Start Extracted data

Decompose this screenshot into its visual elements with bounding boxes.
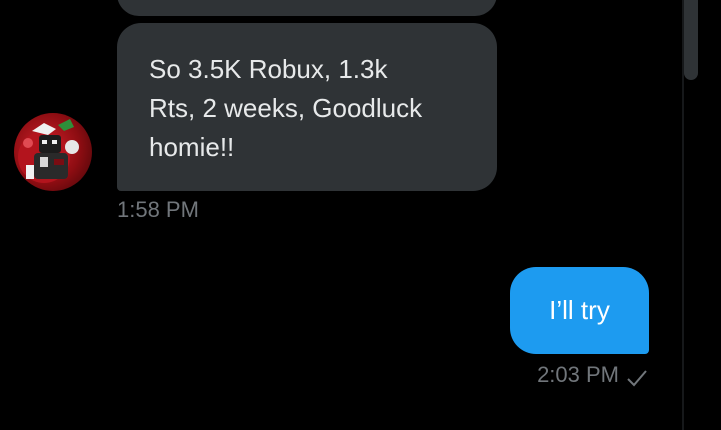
- check-icon: [625, 366, 649, 390]
- incoming-message-time: 1:58 PM: [117, 197, 199, 222]
- outgoing-message-meta: 2:03 PM: [537, 360, 649, 390]
- outgoing-message-bubble[interactable]: I’ll try: [510, 267, 649, 354]
- previous-message-bubble[interactable]: [117, 0, 497, 16]
- outgoing-message-time: 2:03 PM: [537, 362, 619, 387]
- avatar[interactable]: [14, 113, 92, 191]
- incoming-message-bubble[interactable]: So 3.5K Robux, 1.3k Rts, 2 weeks, Goodlu…: [117, 23, 497, 191]
- scrollbar-thumb[interactable]: [684, 0, 698, 80]
- dm-conversation: So 3.5K Robux, 1.3k Rts, 2 weeks, Goodlu…: [0, 0, 721, 430]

End Extracted data

Quote the rows exactly, starting with the line that contains "- check-icon: [625, 366, 649, 390]" and going on through the line that contains "- incoming-message-bubble[interactable]: So".

- check-icon: [625, 366, 649, 390]
- incoming-message-time: 1:58 PM: [117, 197, 199, 222]
- outgoing-message-meta: 2:03 PM: [537, 360, 649, 390]
- outgoing-message-bubble[interactable]: I’ll try: [510, 267, 649, 354]
- previous-message-bubble[interactable]: [117, 0, 497, 16]
- outgoing-message-time: 2:03 PM: [537, 362, 619, 387]
- avatar[interactable]: [14, 113, 92, 191]
- incoming-message-bubble[interactable]: So 3.5K Robux, 1.3k Rts, 2 weeks, Goodlu…: [117, 23, 497, 191]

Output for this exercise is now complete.